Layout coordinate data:

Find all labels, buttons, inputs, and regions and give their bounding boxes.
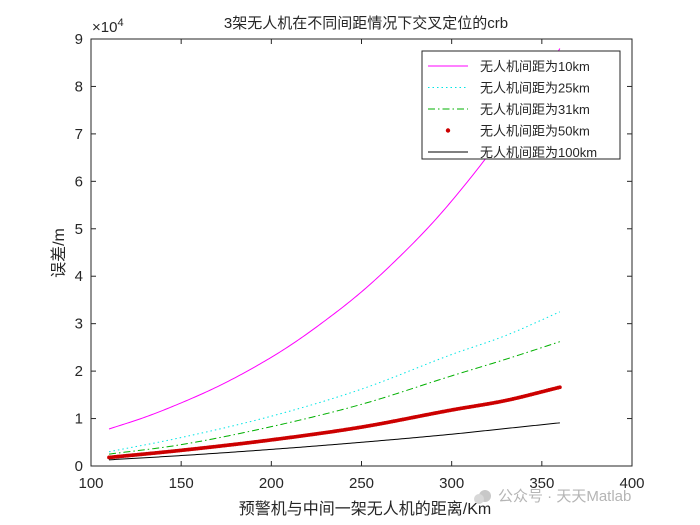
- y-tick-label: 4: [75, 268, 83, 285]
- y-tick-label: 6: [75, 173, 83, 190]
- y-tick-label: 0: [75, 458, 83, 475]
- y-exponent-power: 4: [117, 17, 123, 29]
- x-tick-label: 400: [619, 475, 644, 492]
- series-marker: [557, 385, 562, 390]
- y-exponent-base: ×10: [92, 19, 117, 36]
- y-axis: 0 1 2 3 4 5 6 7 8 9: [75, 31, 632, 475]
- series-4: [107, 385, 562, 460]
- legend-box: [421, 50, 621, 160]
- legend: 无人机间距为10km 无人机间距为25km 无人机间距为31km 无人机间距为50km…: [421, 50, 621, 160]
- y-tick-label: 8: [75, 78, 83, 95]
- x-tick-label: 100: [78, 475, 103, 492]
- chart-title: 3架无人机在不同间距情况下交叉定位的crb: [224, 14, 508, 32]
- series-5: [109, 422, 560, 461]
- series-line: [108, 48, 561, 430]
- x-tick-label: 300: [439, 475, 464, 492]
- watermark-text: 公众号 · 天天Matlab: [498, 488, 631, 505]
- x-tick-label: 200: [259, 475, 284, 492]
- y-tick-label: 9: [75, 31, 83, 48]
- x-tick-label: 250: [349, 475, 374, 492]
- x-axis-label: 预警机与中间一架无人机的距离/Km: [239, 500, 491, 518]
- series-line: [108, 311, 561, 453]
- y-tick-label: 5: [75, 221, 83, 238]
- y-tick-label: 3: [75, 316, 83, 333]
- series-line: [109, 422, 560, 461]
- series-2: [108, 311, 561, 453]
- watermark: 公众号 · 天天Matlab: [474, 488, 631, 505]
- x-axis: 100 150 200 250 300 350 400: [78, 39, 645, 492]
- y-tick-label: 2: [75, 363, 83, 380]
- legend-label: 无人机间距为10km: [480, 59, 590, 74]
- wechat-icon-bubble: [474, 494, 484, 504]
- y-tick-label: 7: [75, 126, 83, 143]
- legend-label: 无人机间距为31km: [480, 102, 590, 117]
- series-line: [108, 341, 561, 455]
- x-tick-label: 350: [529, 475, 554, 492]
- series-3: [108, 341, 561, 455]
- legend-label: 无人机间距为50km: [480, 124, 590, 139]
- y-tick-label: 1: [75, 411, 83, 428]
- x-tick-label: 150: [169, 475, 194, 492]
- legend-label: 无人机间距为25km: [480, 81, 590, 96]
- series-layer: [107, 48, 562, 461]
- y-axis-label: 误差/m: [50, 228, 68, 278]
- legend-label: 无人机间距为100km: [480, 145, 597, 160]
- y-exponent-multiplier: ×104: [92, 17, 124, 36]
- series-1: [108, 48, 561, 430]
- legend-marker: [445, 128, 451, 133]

...

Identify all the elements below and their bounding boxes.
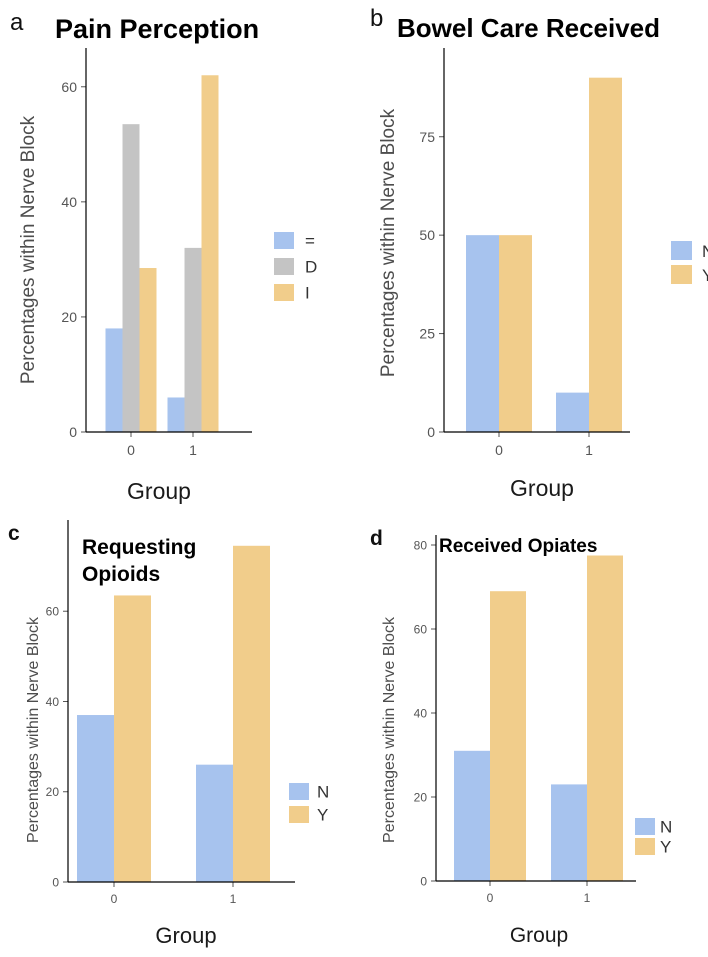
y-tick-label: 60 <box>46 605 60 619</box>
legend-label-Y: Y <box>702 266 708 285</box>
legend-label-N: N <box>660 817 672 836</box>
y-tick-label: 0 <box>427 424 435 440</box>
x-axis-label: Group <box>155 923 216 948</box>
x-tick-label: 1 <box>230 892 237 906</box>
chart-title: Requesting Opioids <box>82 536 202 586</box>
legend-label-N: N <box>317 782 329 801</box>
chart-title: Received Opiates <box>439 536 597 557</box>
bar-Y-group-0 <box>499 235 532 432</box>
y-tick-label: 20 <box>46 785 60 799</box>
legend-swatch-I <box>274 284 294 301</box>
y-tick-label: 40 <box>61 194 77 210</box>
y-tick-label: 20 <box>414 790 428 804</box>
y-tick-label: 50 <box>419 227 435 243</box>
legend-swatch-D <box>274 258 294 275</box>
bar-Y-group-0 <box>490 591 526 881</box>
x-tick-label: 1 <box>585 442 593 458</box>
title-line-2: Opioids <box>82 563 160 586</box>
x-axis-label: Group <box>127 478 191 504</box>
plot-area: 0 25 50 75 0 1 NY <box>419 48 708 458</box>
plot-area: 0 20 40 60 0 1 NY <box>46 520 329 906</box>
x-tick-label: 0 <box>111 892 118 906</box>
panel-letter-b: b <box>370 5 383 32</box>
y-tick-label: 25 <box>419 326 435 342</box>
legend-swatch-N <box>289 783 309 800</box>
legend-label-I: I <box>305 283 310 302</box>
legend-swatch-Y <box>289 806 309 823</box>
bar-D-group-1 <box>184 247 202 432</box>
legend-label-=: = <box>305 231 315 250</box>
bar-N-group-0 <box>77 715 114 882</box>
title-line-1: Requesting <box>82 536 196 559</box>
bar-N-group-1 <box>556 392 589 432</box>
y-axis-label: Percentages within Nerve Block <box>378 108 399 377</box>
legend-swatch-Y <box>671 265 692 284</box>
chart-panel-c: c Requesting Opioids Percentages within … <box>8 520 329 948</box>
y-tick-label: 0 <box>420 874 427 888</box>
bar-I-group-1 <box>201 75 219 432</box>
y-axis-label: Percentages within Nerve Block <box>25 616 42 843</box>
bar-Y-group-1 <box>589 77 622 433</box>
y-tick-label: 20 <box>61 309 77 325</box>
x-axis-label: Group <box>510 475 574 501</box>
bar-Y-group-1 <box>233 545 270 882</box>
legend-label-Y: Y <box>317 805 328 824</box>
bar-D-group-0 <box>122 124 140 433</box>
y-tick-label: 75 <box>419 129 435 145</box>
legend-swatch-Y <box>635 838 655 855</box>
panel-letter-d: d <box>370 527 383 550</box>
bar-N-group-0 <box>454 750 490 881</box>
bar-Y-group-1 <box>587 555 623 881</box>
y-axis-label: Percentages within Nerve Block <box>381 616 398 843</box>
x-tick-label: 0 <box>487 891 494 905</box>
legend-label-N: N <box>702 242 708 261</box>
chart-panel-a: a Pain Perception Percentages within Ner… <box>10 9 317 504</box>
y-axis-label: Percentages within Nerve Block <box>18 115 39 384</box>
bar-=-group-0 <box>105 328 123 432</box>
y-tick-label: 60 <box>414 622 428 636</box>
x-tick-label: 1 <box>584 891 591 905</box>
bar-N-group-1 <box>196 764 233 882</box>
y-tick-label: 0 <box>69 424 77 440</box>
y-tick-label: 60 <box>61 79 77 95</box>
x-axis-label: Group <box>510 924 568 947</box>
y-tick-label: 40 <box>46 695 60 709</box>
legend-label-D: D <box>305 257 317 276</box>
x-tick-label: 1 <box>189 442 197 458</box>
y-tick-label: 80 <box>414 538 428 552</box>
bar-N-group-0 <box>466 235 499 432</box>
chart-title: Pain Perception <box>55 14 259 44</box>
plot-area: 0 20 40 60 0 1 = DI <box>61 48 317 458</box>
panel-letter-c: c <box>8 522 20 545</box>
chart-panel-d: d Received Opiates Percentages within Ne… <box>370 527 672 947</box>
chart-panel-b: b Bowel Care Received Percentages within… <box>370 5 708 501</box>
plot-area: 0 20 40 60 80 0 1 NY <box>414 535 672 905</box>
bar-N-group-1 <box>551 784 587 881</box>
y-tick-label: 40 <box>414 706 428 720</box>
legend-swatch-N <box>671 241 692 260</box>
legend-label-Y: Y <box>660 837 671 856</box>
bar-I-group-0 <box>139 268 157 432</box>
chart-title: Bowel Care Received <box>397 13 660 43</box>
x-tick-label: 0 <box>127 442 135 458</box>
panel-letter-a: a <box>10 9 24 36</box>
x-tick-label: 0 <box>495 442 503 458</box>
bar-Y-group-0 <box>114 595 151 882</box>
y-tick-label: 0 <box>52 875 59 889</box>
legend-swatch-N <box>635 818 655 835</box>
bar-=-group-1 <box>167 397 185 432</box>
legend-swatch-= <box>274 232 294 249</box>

▸ **What needs to be done**
Please rewrite everything in the material above, from the line containing "- y-tick-label: 4: [75, 268, 83, 285]" down to the line containing "- x-tick-label: 100: [78, 475, 103, 492]", as a JSON list of strings with one string per line and blank lines omitted.

▸ **The output**
[
  "- y-tick-label: 4: [75, 268, 83, 285]",
  "- y-tick-label: 6: [75, 173, 83, 190]",
  "- y-tick-label: 0: [75, 458, 83, 475]",
  "- y-exponent-power: 4: [117, 17, 123, 29]",
  "- x-tick-label: 400: [619, 475, 644, 492]",
  "- series-marker: [557, 385, 562, 390]",
  "- y-exponent-base: ×10: [92, 19, 117, 36]",
  "- y-axis: 0 1 2 3 4 5 6 7 8 9: [75, 31, 632, 475]",
  "- series-4: [107, 385, 562, 460]",
  "- legend-box: [421, 50, 621, 160]",
  "- legend: 无人机间距为10km 无人机间距为25km 无人机间距为31km 无人机间距为50km…: [421, 50, 621, 160]",
  "- y-tick-label: 8: [75, 78, 83, 95]",
  "- x-tick-label: 100: [78, 475, 103, 492]"
]